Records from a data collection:
▶
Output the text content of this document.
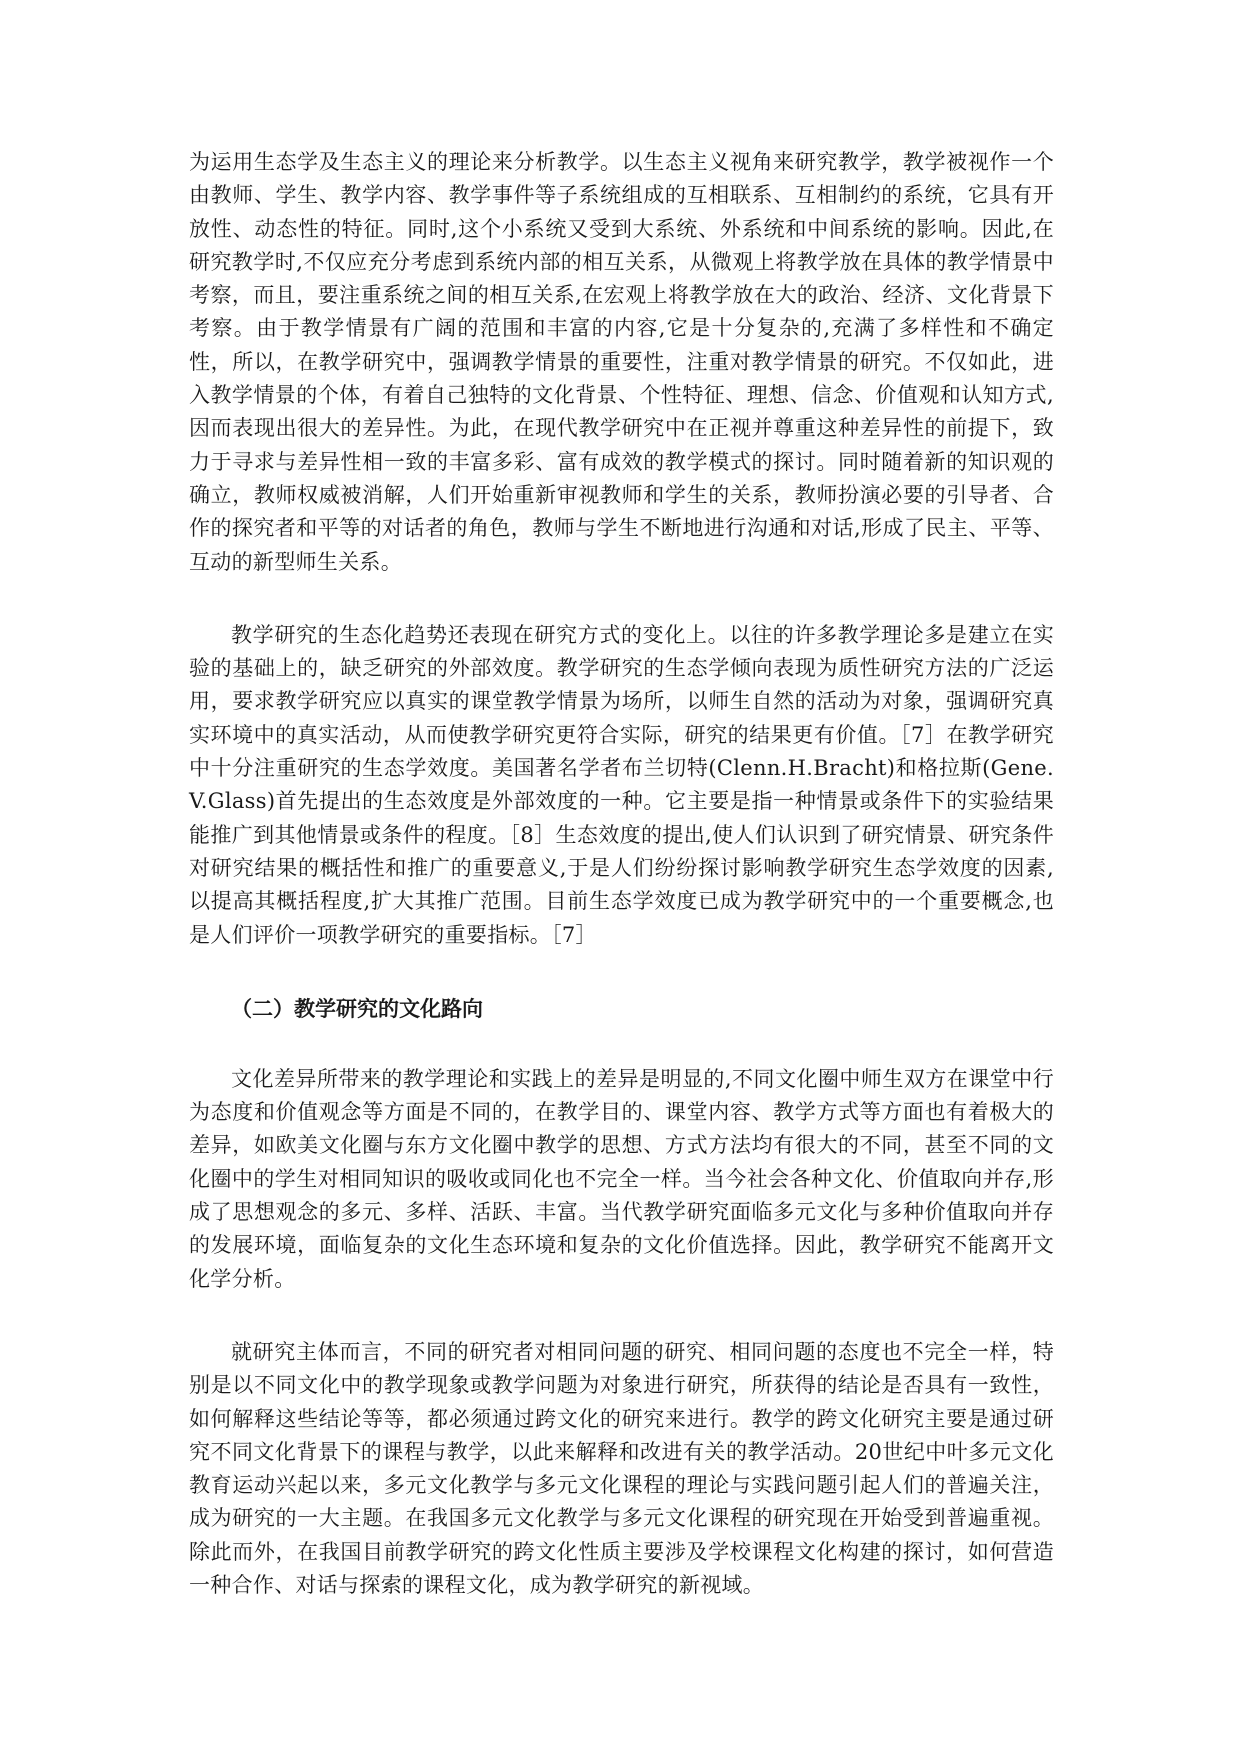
为运用生态学及生态主义的理论来分析教学。以生态主义视角来研究教学，教学被视作一个由教师、学生、教学内容、教学事件等子系统组成的互相联系、互相制约的系统，它具有开放性、动态性的特征。同时,这个小系统又受到大系统、外系统和中间系统的影响。因此,在研究教学时,不仅应充分考虑到系统内部的相互关系，从微观上将教学放在具体的教学情景中考察，而且，要注重系统之间的相互关系,在宏观上将教学放在大的政治、经济、文化背景下考察。由于教学情景有广阔的范围和丰富的内容,它是十分复杂的,充满了多样性和不确定性，所以，在教学研究中，强调教学情景的重要性，注重对教学情景的研究。不仅如此，进入教学情景的个体，有着自己独特的文化背景、个性特征、理想、信念、价值观和认知方式,因而表现出很大的差异性。为此，在现代教学研究中在正视并尊重这种差异性的前提下，致力于寻求与差异性相一致的丰富多彩、富有成效的教学模式的探讨。同时随着新的知识观的确立，教师权威被消解，人们开始重新审视教师和学生的关系，教师扮演必要的引导者、合作的探究者和平等的对话者的角色，教师与学生不断地进行沟通和对话,形成了民主、平等、互动的新型师生关系。

教学研究的生态化趋势还表现在研究方式的变化上。以往的许多教学理论多是建立在实验的基础上的，缺乏研究的外部效度。教学研究的生态学倾向表现为质性研究方法的广泛运用，要求教学研究应以真实的课堂教学情景为场所，以师生自然的活动为对象，强调研究真实环境中的真实活动，从而使教学研究更符合实际，研究的结果更有价值。［7］在教学研究中十分注重研究的生态学效度。美国著名学者布兰切特(Clenn.H.Bracht)和格拉斯(Gene.V.Glass)首先提出的生态效度是外部效度的一种。它主要是指一种情景或条件下的实验结果能推广到其他情景或条件的程度。［8］生态效度的提出,使人们认识到了研究情景、研究条件对研究结果的概括性和推广的重要意义,于是人们纷纷探讨影响教学研究生态学效度的因素,以提高其概括程度,扩大其推广范围。目前生态学效度已成为教学研究中的一个重要概念,也是人们评价一项教学研究的重要指标。［7］

（二）教学研究的文化路向

文化差异所带来的教学理论和实践上的差异是明显的,不同文化圈中师生双方在课堂中行为态度和价值观念等方面是不同的，在教学目的、课堂内容、教学方式等方面也有着极大的差异，如欧美文化圈与东方文化圈中教学的思想、方式方法均有很大的不同，甚至不同的文化圈中的学生对相同知识的吸收或同化也不完全一样。当今社会各种文化、价值取向并存,形成了思想观念的多元、多样、活跃、丰富。当代教学研究面临多元文化与多种价值取向并存的发展环境，面临复杂的文化生态环境和复杂的文化价值选择。因此，教学研究不能离开文化学分析。

就研究主体而言，不同的研究者对相同问题的研究、相同问题的态度也不完全一样，特别是以不同文化中的教学现象或教学问题为对象进行研究，所获得的结论是否具有一致性，如何解释这些结论等等，都必须通过跨文化的研究来进行。教学的跨文化研究主要是通过研究不同文化背景下的课程与教学，以此来解释和改进有关的教学活动。20世纪中叶多元文化教育运动兴起以来，多元文化教学与多元文化课程的理论与实践问题引起人们的普遍关注，成为研究的一大主题。在我国多元文化教学与多元文化课程的研究现在开始受到普遍重视。除此而外，在我国目前教学研究的跨文化性质主要涉及学校课程文化构建的探讨，如何营造一种合作、对话与探索的课程文化，成为教学研究的新视域。
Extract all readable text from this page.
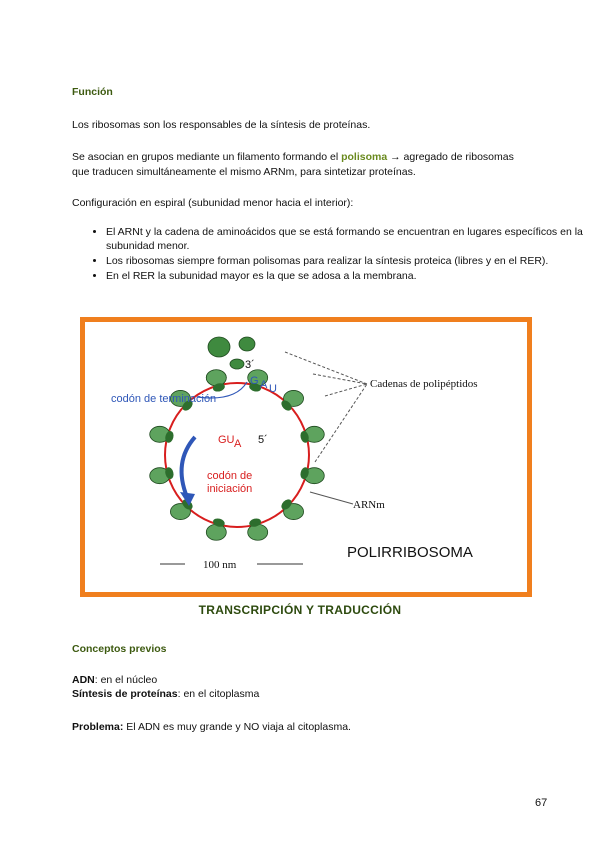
Función
Los ribosomas son los responsables de la síntesis de proteínas.
Se asocian en grupos mediante un filamento formando el polisoma → agregado de ribosomas
que traducen simultáneamente el mismo ARNm, para sintetizar proteínas.
Configuración en espiral (subunidad menor hacia el interior):
• El ARNt y la cadena de aminoácidos que se está formando se encuentran en lugares específicos en la subunidad menor.
• Los ribosomas siempre forman polisomas para realizar la síntesis proteica (libres y en el RER).
• En el RER la subunidad mayor es la que se adosa a la membrana.
3´
codón de terminación
G A U
GU A 5´
codón de
iniciación
Cadenas de polipéptidos
ARNm
100 nm
POLIRRIBOSOMA
TRANSCRIPCIÓN Y TRADUCCIÓN
Conceptos previos
ADN: en el núcleo
Síntesis de proteínas: en el citoplasma
Problema: El ADN es muy grande y NO viaja al citoplasma.
67
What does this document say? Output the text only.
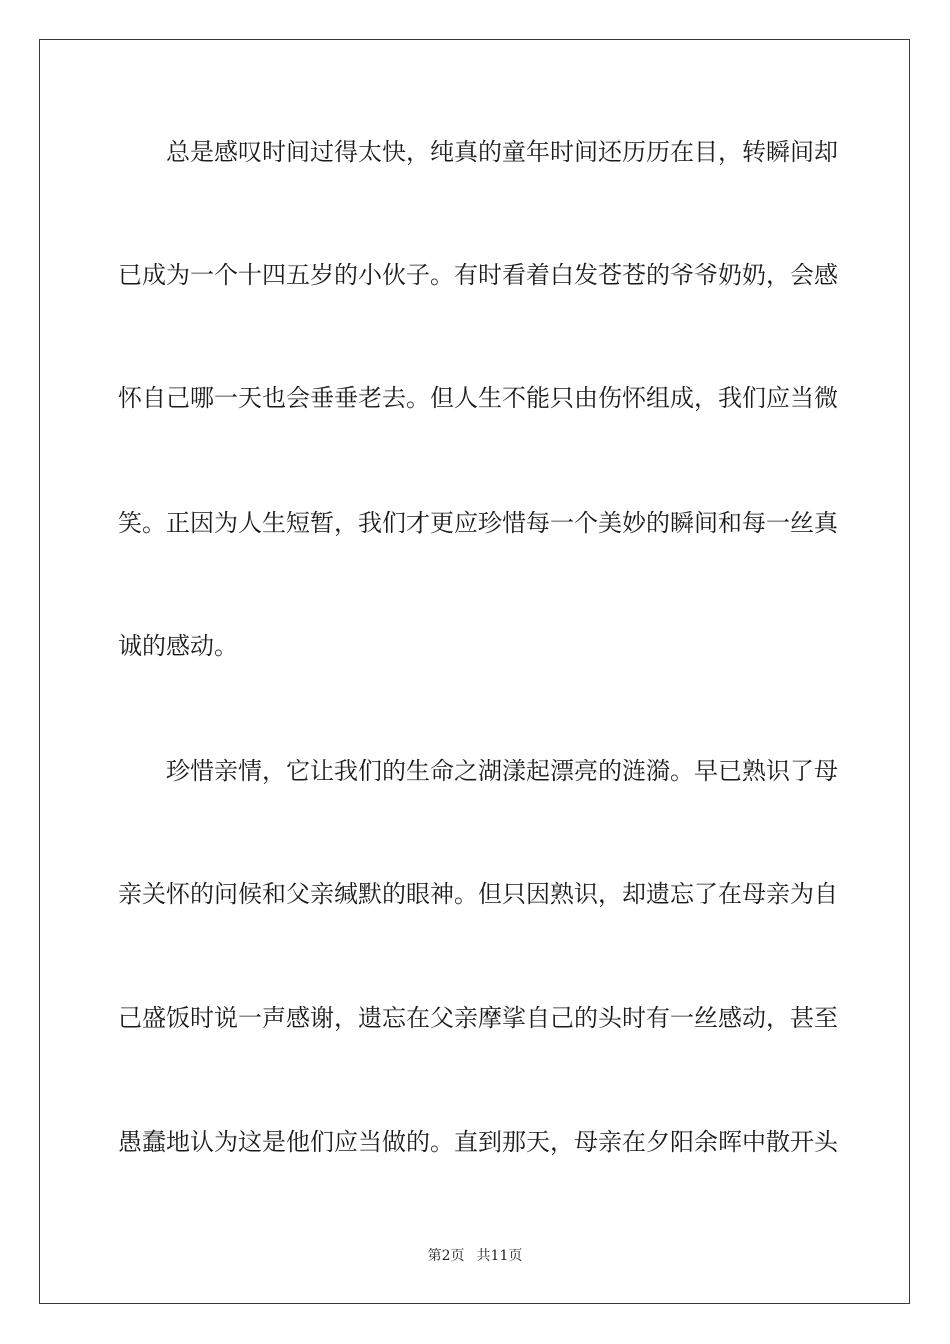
总 是 感 叹 时 间 过 得 太 快 ， 纯 真 的 童 年 时 间 还 历 历 在 目 ， 转 瞬 间 却
已 成 为 一 个 十 四 五 岁 的 小 伙 子 。 有 时 看 着 白 发 苍 苍 的 爷 爷 奶 奶 ， 会 感
怀 自 己 哪 一 天 也 会 垂 垂 老 去 。 但 人 生 不 能 只 由 伤 怀 组 成 ， 我 们 应 当 微
笑 。 正 因 为 人 生 短 暂 ， 我 们 才 更 应 珍 惜 每 一 个 美 妙 的 瞬 间 和 每 一 丝 真
诚 的 感 动 。

珍 惜 亲 情 ， 它 让 我 们 的 生 命 之 湖 漾 起 漂 亮 的 涟 漪 。 早 已 熟 识 了 母
亲 关 怀 的 问 候 和 父 亲 缄 默 的 眼 神 。 但 只 因 熟 识 ， 却 遗 忘 了 在 母 亲 为 自
己 盛 饭 时 说 一 声 感 谢 ， 遗 忘 在 父 亲 摩 挲 自 己 的 头 时 有 一 丝 感 动 ， 甚 至
愚 蠢 地 认 为 这 是 他 们 应 当 做 的 。 直 到 那 天 ， 母 亲 在 夕 阳 余 晖 中 散 开 头
第2页 共11页
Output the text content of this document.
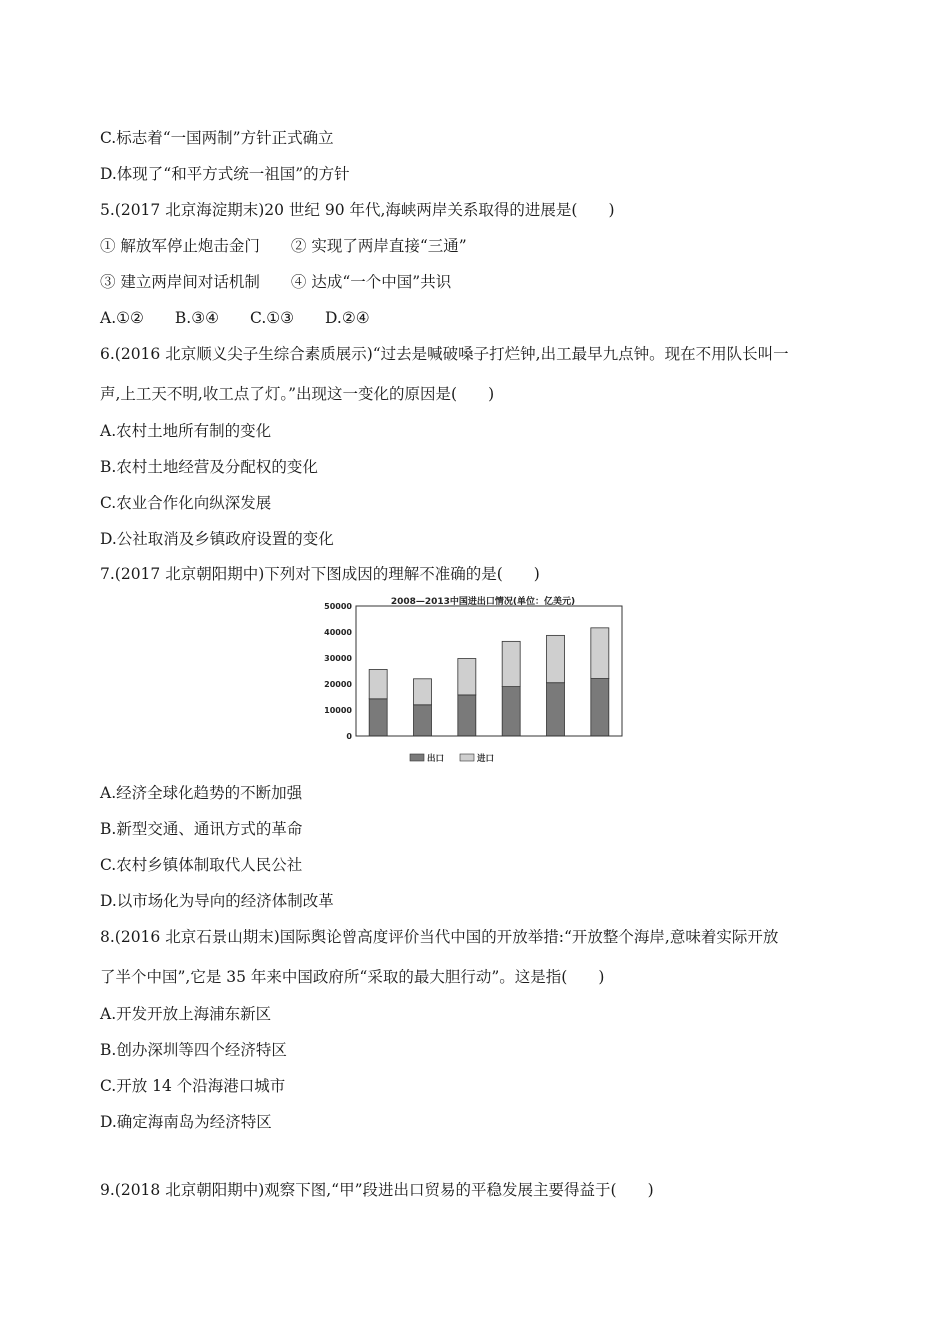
C.标志着“一国两制”方针正式确立
D.体现了“和平方式统一祖国”的方针
5.(2017 北京海淀期末)20 世纪 90 年代,海峡两岸关系取得的进展是(　　)
① 解放军停止炮击金门　　② 实现了两岸直接“三通”
③ 建立两岸间对话机制　　④ 达成“一个中国”共识
A.①②　　B.③④　　C.①③　　D.②④
6.(2016 北京顺义尖子生综合素质展示)“过去是喊破嗓子打烂钟,出工最早九点钟。现在不用队长叫一
声,上工天不明,收工点了灯。”出现这一变化的原因是(　　)
A.农村土地所有制的变化
B.农村土地经营及分配权的变化
C.农业合作化向纵深发展
D.公社取消及乡镇政府设置的变化
7.(2017 北京朝阳期中)下列对下图成因的理解不准确的是(　　)
2008—2013中国进出口情况(单位：亿美元)
50000
40000
30000
20000
10000
0
出口	进口
A.经济全球化趋势的不断加强
B.新型交通、通讯方式的革命
C.农村乡镇体制取代人民公社
D.以市场化为导向的经济体制改革
8.(2016 北京石景山期末)国际舆论曾高度评价当代中国的开放举措:“开放整个海岸,意味着实际开放
了半个中国”,它是 35 年来中国政府所“采取的最大胆行动”。这是指(　　)
A.开发开放上海浦东新区
B.创办深圳等四个经济特区
C.开放 14 个沿海港口城市
D.确定海南岛为经济特区
9.(2018 北京朝阳期中)观察下图,“甲”段进出口贸易的平稳发展主要得益于(　　)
◀
Select all lines with the word "ARNm" from the entries above.

→ **RESPONSE FOR THIS EXERCISE**:
que traducen simultáneamente el mismo ARNm, para sintetizar proteínas.
ARNm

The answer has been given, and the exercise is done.